[Rows from a figure dataset]
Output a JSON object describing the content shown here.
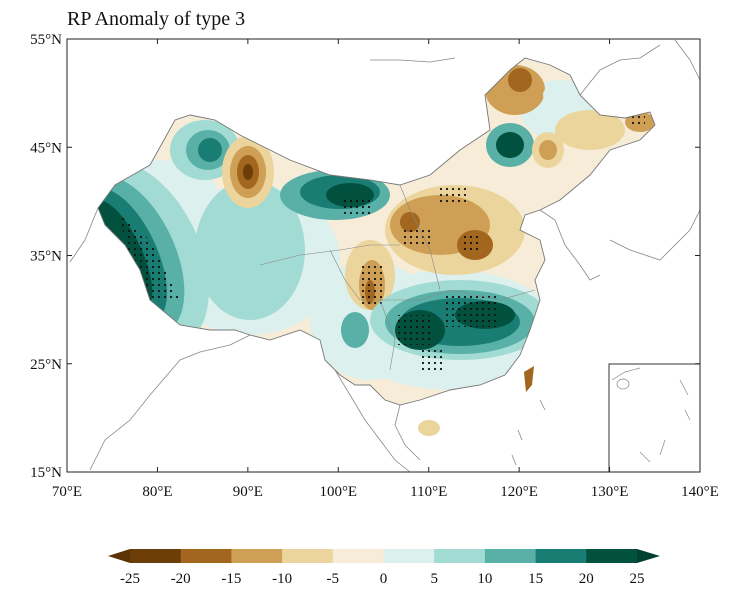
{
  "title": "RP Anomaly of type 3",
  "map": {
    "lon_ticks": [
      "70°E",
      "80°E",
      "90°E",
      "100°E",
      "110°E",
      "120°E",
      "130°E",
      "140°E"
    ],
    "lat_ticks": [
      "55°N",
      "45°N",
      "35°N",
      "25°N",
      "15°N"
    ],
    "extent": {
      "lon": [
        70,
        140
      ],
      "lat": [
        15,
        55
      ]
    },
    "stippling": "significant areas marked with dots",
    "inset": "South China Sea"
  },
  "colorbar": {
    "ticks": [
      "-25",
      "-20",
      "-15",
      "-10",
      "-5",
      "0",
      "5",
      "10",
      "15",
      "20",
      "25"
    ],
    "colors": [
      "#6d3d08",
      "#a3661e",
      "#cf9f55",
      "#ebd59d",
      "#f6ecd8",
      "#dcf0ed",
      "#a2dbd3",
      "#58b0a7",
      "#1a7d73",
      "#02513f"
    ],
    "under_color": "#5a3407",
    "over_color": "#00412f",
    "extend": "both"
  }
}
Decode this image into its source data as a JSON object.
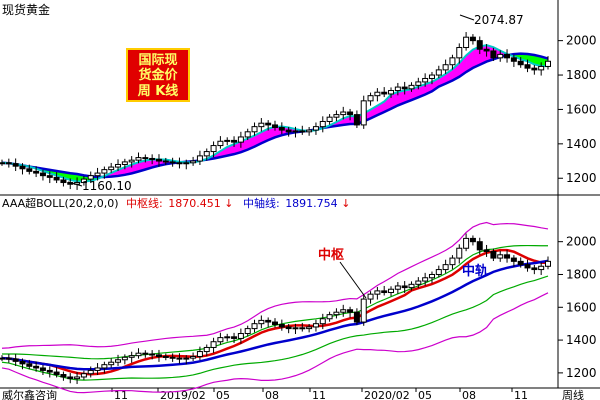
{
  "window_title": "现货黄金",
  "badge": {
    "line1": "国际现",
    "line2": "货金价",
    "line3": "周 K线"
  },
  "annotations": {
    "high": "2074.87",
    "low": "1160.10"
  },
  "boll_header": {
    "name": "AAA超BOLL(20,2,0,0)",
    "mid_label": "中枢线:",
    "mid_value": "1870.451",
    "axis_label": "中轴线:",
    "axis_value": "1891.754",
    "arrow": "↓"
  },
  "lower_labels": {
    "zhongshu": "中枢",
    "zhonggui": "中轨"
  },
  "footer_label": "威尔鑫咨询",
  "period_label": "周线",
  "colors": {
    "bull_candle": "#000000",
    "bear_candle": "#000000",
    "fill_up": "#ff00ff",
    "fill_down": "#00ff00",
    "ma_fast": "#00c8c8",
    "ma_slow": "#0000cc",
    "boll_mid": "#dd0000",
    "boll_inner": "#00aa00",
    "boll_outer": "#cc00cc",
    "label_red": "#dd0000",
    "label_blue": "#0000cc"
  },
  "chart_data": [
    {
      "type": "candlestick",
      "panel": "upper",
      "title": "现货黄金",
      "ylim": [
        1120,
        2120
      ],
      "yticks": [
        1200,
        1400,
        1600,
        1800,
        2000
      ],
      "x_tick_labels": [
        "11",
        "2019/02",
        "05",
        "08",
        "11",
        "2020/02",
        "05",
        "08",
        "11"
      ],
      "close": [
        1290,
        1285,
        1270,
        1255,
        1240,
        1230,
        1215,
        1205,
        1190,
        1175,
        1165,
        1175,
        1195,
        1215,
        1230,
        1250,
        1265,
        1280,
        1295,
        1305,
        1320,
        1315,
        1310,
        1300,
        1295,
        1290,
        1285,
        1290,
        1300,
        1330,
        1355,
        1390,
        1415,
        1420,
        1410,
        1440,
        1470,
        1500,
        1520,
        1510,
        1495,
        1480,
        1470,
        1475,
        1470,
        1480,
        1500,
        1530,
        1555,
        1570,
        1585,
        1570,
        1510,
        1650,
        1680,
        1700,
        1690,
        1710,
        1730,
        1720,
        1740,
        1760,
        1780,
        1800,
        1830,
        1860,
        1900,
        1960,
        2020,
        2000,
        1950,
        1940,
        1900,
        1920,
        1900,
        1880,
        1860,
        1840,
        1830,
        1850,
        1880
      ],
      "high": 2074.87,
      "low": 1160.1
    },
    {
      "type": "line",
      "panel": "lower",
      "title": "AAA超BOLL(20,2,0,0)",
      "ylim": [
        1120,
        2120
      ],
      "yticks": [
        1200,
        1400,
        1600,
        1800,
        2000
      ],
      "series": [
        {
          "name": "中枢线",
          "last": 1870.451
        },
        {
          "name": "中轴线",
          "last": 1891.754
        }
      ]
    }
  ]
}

---

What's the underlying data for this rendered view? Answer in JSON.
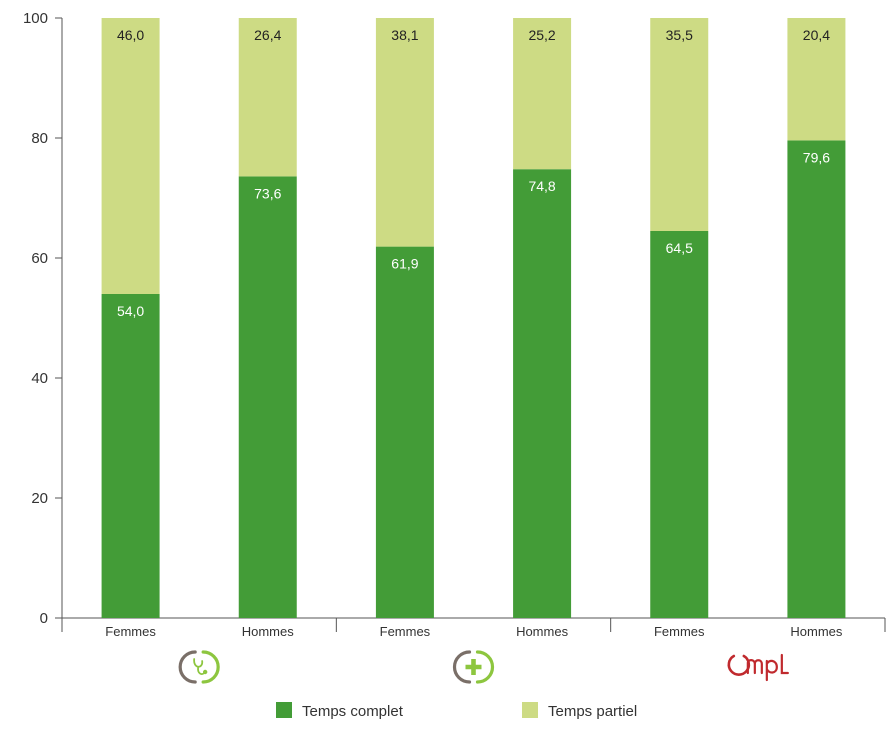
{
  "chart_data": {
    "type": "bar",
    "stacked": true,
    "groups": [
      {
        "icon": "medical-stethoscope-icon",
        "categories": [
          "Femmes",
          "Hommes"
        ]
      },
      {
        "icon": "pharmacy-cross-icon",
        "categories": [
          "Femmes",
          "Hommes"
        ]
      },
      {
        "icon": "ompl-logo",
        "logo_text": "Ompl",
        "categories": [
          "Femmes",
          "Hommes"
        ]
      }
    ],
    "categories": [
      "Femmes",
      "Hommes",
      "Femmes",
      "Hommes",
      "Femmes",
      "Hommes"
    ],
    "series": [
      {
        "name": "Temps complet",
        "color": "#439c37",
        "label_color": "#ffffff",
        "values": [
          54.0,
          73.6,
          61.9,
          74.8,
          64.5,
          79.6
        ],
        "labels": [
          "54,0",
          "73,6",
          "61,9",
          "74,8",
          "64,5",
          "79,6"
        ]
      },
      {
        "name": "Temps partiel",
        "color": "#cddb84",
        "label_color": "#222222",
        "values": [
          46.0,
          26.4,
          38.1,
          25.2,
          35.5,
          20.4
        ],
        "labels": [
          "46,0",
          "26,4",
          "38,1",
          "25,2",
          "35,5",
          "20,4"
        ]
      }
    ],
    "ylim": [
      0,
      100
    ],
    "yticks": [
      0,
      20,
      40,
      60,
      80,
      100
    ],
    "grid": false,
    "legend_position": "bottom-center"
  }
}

[Instructions to follow] Gather each line that holds "Temps".

[Solved problem]
        "name": "Temps complet",
        "name": "Temps partiel",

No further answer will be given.